- _Problem statement_
Locate all lines in the data below that hold "utorrent" and show them.
___ Available records
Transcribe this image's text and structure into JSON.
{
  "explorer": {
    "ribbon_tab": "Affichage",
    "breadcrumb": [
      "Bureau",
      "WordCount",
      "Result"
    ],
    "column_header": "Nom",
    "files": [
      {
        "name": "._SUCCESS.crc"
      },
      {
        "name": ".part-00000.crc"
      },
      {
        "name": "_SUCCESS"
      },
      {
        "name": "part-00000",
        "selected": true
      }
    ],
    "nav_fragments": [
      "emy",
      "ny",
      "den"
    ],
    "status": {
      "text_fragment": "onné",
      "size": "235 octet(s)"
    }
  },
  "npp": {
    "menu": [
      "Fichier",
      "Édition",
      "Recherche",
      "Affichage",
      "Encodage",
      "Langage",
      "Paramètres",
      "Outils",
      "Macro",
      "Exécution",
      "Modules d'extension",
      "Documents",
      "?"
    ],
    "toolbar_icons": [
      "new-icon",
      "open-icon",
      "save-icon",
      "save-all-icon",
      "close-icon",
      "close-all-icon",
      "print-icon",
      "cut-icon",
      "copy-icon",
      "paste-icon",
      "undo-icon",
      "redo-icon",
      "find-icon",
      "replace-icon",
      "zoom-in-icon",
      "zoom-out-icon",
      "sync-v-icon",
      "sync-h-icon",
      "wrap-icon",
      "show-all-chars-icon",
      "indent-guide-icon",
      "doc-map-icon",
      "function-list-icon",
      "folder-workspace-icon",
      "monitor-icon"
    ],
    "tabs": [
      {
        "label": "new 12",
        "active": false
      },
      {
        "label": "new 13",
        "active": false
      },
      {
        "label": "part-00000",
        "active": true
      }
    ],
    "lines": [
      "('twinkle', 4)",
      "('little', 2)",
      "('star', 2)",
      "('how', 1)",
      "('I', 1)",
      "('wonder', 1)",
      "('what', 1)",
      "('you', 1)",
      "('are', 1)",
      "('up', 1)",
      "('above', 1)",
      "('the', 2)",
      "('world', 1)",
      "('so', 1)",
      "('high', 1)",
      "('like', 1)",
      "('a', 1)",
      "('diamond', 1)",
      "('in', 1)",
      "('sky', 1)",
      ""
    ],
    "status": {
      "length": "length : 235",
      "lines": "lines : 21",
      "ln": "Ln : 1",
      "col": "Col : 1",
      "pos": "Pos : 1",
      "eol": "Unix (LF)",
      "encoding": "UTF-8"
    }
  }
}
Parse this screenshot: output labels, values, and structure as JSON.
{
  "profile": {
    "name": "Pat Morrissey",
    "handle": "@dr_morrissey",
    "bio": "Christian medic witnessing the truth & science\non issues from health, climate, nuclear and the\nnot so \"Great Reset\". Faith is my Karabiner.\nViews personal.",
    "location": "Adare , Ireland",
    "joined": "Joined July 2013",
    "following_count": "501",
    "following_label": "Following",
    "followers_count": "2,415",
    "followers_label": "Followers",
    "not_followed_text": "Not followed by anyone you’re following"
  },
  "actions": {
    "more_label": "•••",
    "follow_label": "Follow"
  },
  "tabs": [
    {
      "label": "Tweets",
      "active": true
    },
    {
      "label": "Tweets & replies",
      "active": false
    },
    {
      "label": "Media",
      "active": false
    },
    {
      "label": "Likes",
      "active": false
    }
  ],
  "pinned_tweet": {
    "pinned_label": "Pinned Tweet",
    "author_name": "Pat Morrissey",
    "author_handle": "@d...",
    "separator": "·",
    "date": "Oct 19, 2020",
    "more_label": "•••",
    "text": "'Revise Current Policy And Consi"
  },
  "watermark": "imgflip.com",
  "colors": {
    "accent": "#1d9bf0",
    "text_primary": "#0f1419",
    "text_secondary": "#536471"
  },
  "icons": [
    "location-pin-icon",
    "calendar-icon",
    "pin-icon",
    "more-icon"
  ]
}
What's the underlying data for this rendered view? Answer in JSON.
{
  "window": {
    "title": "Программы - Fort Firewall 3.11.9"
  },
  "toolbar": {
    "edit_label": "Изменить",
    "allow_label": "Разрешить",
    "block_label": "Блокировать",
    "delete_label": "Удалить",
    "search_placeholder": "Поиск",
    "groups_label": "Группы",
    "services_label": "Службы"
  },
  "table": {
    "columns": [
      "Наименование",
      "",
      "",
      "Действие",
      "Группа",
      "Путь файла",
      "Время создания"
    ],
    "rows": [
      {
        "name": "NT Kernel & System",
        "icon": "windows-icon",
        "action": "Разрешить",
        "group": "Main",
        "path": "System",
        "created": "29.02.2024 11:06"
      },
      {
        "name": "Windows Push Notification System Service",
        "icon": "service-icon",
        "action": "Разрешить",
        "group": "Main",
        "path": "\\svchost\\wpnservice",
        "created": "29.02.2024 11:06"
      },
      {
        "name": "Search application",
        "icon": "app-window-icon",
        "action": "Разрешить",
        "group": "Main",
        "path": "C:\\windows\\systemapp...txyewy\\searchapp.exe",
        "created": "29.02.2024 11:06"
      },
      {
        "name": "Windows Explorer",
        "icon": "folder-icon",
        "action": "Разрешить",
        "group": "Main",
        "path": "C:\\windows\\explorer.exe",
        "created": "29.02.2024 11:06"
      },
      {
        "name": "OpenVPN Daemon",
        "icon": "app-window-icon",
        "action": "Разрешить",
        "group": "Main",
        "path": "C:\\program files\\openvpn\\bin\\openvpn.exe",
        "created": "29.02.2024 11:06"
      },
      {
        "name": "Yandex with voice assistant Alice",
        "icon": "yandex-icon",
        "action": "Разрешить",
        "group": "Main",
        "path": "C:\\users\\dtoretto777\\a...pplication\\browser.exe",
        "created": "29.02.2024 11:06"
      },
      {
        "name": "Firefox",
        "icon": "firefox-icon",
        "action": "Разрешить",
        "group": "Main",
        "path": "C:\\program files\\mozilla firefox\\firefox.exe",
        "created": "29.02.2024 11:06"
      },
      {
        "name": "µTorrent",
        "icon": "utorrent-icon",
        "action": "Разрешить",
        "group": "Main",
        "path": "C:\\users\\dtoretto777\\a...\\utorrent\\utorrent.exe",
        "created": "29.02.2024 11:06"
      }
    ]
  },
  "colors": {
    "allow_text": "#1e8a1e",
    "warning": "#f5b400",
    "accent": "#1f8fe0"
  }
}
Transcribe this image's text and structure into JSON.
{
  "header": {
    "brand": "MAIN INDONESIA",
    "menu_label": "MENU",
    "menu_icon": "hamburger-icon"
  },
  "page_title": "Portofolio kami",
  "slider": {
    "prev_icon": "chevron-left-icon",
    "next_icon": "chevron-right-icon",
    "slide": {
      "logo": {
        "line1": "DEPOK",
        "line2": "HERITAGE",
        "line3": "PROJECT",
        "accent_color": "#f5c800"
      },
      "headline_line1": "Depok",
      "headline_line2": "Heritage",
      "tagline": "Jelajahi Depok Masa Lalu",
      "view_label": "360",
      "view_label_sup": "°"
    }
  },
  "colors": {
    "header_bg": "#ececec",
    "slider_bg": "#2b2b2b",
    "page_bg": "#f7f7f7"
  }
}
______
- _Exercise response_
        "icon": "utorrent-icon",
        "path": "C:\\users\\dtoretto777\\a...\\utorrent\\utorrent.exe",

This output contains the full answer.